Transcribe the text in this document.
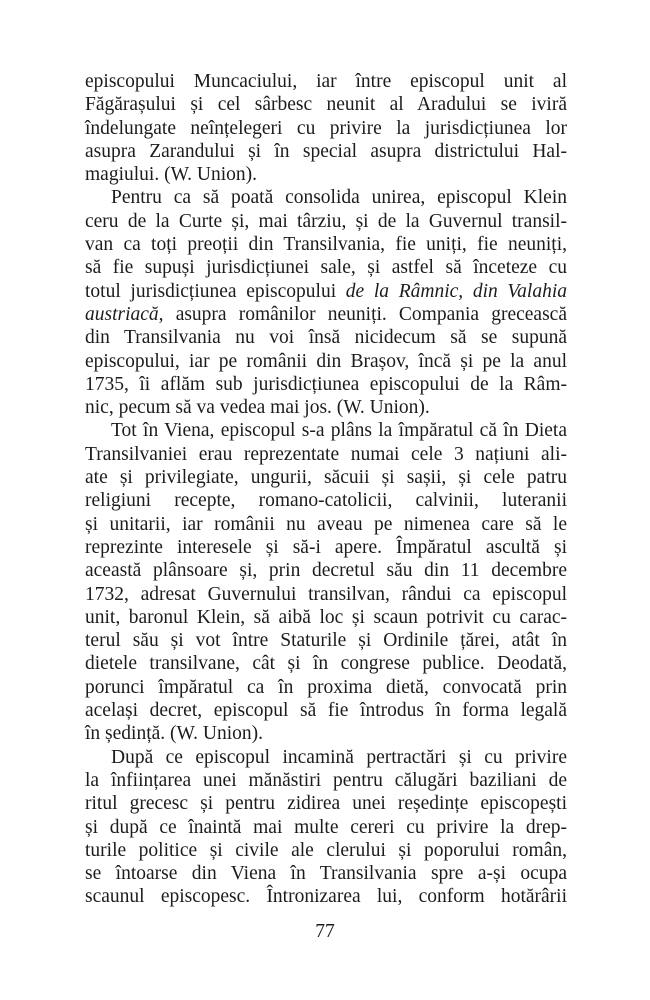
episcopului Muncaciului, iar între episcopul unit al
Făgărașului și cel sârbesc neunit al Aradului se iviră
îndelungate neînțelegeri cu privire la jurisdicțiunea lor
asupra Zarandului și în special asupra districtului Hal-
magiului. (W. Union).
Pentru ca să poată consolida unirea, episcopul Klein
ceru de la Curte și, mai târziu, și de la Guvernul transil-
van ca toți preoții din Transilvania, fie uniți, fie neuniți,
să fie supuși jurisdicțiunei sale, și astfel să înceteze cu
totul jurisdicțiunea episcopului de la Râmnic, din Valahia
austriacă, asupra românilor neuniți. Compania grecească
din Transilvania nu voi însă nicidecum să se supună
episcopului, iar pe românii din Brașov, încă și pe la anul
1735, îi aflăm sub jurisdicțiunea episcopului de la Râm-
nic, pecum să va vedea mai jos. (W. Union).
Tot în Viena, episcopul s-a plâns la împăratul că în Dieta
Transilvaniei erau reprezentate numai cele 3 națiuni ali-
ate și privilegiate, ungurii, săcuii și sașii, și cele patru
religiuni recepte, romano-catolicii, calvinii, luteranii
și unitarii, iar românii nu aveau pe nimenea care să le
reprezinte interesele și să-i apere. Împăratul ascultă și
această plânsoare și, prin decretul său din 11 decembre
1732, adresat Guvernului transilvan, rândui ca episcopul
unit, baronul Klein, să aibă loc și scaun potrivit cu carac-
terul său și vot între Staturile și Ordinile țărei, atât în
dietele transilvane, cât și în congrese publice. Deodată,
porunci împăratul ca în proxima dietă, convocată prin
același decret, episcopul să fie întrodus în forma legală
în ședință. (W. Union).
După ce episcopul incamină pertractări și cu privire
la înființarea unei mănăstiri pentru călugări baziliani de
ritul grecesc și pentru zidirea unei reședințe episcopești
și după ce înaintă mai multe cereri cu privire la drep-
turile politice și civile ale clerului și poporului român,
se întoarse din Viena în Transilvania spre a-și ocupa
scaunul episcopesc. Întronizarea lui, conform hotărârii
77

● ● ● ●

Extract each line holding the word "episcopului" from the records.

episcopului Muncaciului, iar între episcopul unit al
totul jurisdicțiunea episcopului de la Râmnic, din Valahia
episcopului, iar pe românii din Brașov, încă și pe la anul
1735, îi aflăm sub jurisdicțiunea episcopului de la Râm-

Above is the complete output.